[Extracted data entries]
* * * *

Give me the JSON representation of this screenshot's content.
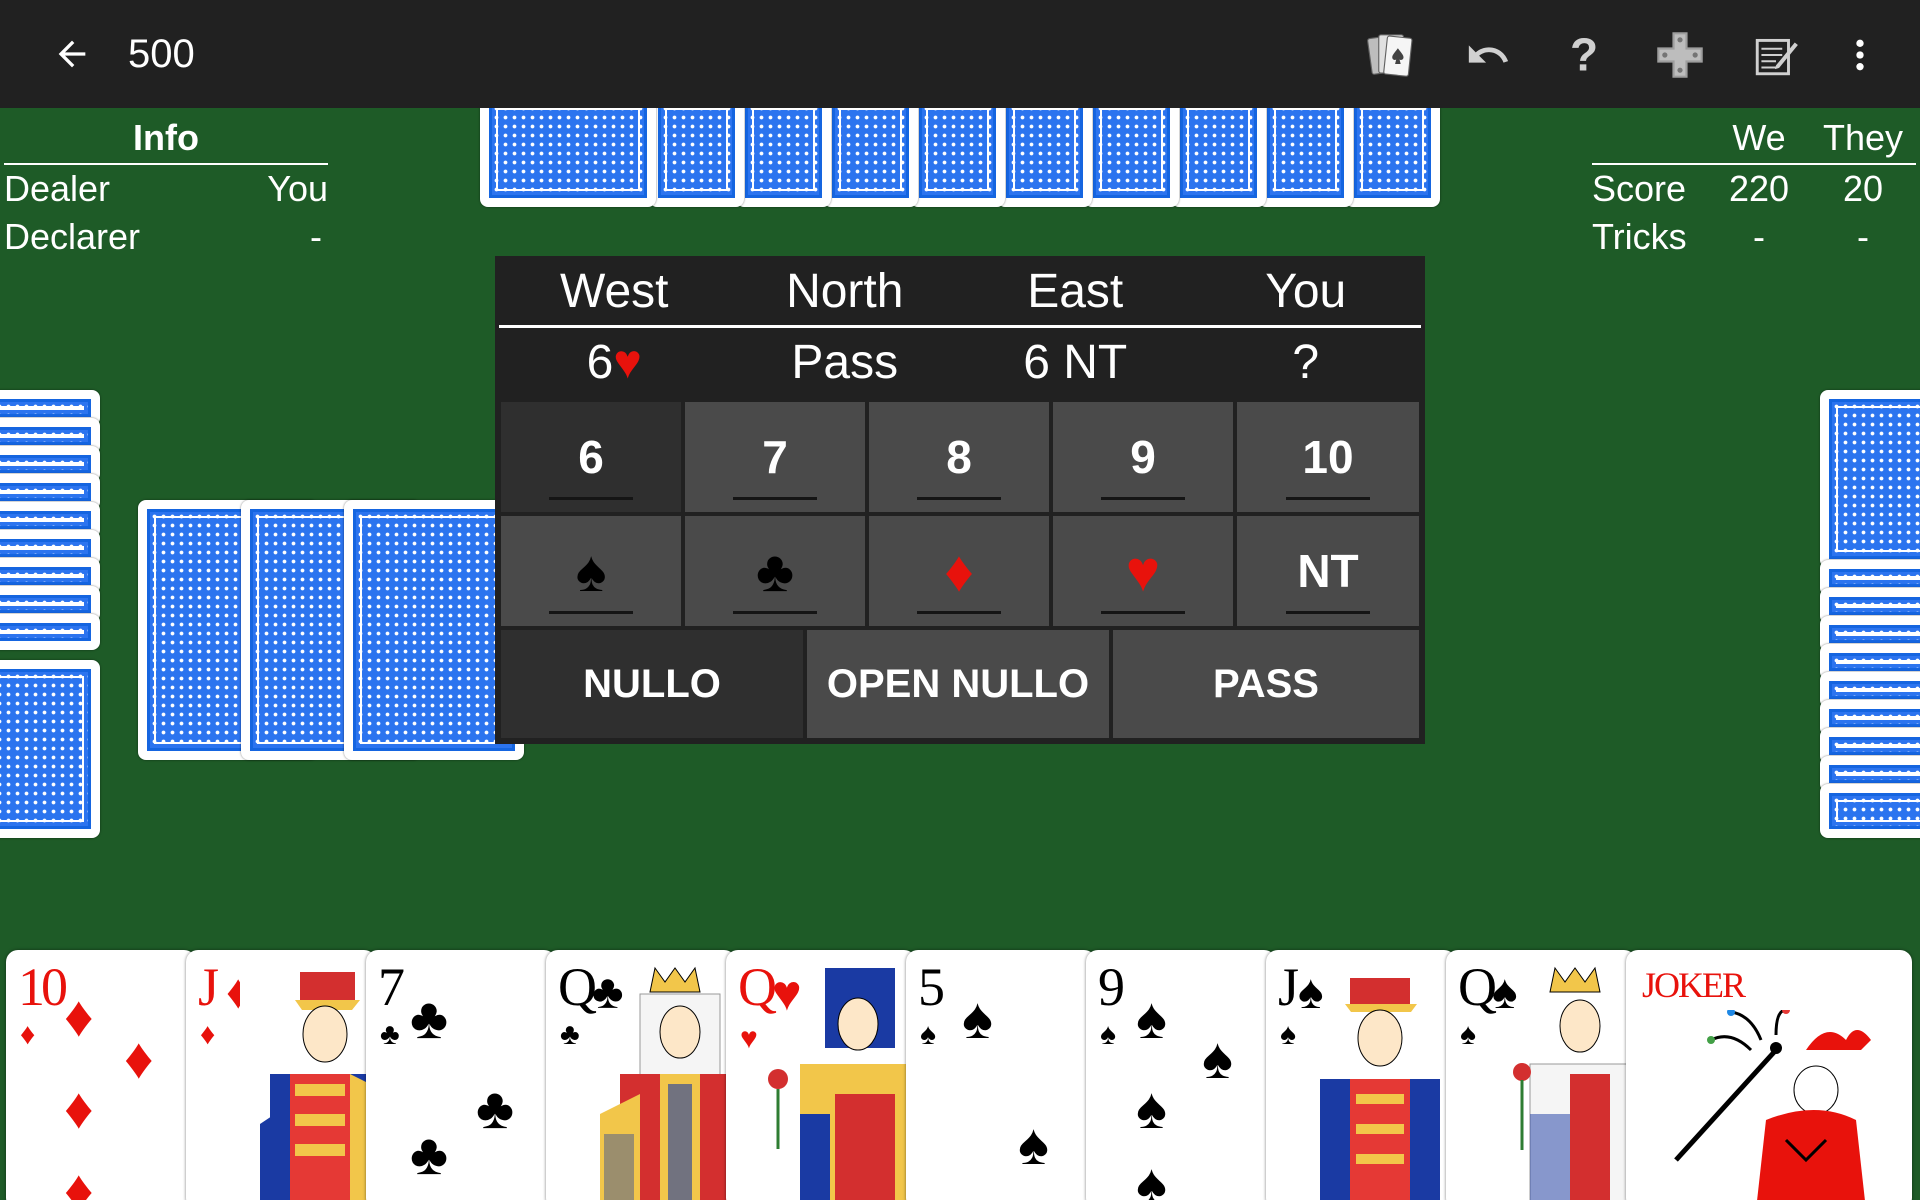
{
  "app": {
    "title": "500"
  },
  "toolbar": {
    "back_icon": "arrow-left-icon",
    "icons": [
      "cards-icon",
      "undo-icon",
      "help-icon",
      "dpad-icon",
      "scoresheet-icon",
      "more-vert-icon"
    ]
  },
  "info": {
    "header": "Info",
    "rows": [
      {
        "label": "Dealer",
        "value": "You"
      },
      {
        "label": "Declarer",
        "value": "-"
      }
    ]
  },
  "scoreboard": {
    "columns": [
      "We",
      "They"
    ],
    "rows": [
      {
        "label": "Score",
        "we": "220",
        "they": "20"
      },
      {
        "label": "Tricks",
        "we": "-",
        "they": "-"
      }
    ]
  },
  "bidding": {
    "players": [
      "West",
      "North",
      "East",
      "You"
    ],
    "bids": [
      "6",
      "Pass",
      "6 NT",
      "?"
    ],
    "west_bid_suit": "heart",
    "numbers": [
      "6",
      "7",
      "8",
      "9",
      "10"
    ],
    "selected_number": "6",
    "suits": [
      {
        "name": "spade",
        "glyph": "♠",
        "color": "#000000"
      },
      {
        "name": "club",
        "glyph": "♣",
        "color": "#000000"
      },
      {
        "name": "diamond",
        "glyph": "♦",
        "color": "#e8120c"
      },
      {
        "name": "heart",
        "glyph": "♥",
        "color": "#e8120c"
      },
      {
        "name": "nt",
        "glyph": "NT",
        "color": "#ffffff"
      }
    ],
    "actions": [
      "NULLO",
      "OPEN NULLO",
      "PASS"
    ]
  },
  "hand": [
    {
      "rank": "10",
      "suit": "♦",
      "color": "red",
      "face": false
    },
    {
      "rank": "J",
      "suit": "♦",
      "color": "red",
      "face": true
    },
    {
      "rank": "7",
      "suit": "♣",
      "color": "black",
      "face": false
    },
    {
      "rank": "Q",
      "suit": "♣",
      "color": "black",
      "face": true
    },
    {
      "rank": "Q",
      "suit": "♥",
      "color": "red",
      "face": true
    },
    {
      "rank": "5",
      "suit": "♠",
      "color": "black",
      "face": false
    },
    {
      "rank": "9",
      "suit": "♠",
      "color": "black",
      "face": false
    },
    {
      "rank": "J",
      "suit": "♠",
      "color": "black",
      "face": true
    },
    {
      "rank": "Q",
      "suit": "♠",
      "color": "black",
      "face": true
    },
    {
      "rank": "JOKER",
      "suit": "",
      "color": "red",
      "face": true
    }
  ],
  "colors": {
    "table": "#1e5b27",
    "toolbar": "#212121",
    "card_back": "#2c74ef",
    "suit_red": "#e8120c"
  }
}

* * * *

**Required task**. Exactly as written, return every line of the listing, but not the pictures.

**Solution to the problem**.
Give me the JSON representation of this screenshot's content.
{
  "app": {
    "title": "500"
  },
  "toolbar": {
    "back_icon": "arrow-left-icon",
    "icons": [
      "cards-icon",
      "undo-icon",
      "help-icon",
      "dpad-icon",
      "scoresheet-icon",
      "more-vert-icon"
    ]
  },
  "info": {
    "header": "Info",
    "rows": [
      {
        "label": "Dealer",
        "value": "You"
      },
      {
        "label": "Declarer",
        "value": "-"
      }
    ]
  },
  "scoreboard": {
    "columns": [
      "We",
      "They"
    ],
    "rows": [
      {
        "label": "Score",
        "we": "220",
        "they": "20"
      },
      {
        "label": "Tricks",
        "we": "-",
        "they": "-"
      }
    ]
  },
  "bidding": {
    "players": [
      "West",
      "North",
      "East",
      "You"
    ],
    "bids": [
      "6",
      "Pass",
      "6 NT",
      "?"
    ],
    "west_bid_suit": "heart",
    "numbers": [
      "6",
      "7",
      "8",
      "9",
      "10"
    ],
    "selected_number": "6",
    "suits": [
      {
        "name": "spade",
        "glyph": "♠",
        "color": "#000000"
      },
      {
        "name": "club",
        "glyph": "♣",
        "color": "#000000"
      },
      {
        "name": "diamond",
        "glyph": "♦",
        "color": "#e8120c"
      },
      {
        "name": "heart",
        "glyph": "♥",
        "color": "#e8120c"
      },
      {
        "name": "nt",
        "glyph": "NT",
        "color": "#ffffff"
      }
    ],
    "actions": [
      "NULLO",
      "OPEN NULLO",
      "PASS"
    ]
  },
  "hand": [
    {
      "rank": "10",
      "suit": "♦",
      "color": "red",
      "face": false
    },
    {
      "rank": "J",
      "suit": "♦",
      "color": "red",
      "face": true
    },
    {
      "rank": "7",
      "suit": "♣",
      "color": "black",
      "face": false
    },
    {
      "rank": "Q",
      "suit": "♣",
      "color": "black",
      "face": true
    },
    {
      "rank": "Q",
      "suit": "♥",
      "color": "red",
      "face": true
    },
    {
      "rank": "5",
      "suit": "♠",
      "color": "black",
      "face": false
    },
    {
      "rank": "9",
      "suit": "♠",
      "color": "black",
      "face": false
    },
    {
      "rank": "J",
      "suit": "♠",
      "color": "black",
      "face": true
    },
    {
      "rank": "Q",
      "suit": "♠",
      "color": "black",
      "face": true
    },
    {
      "rank": "JOKER",
      "suit": "",
      "color": "red",
      "face": true
    }
  ],
  "colors": {
    "table": "#1e5b27",
    "toolbar": "#212121",
    "card_back": "#2c74ef",
    "suit_red": "#e8120c"
  }
}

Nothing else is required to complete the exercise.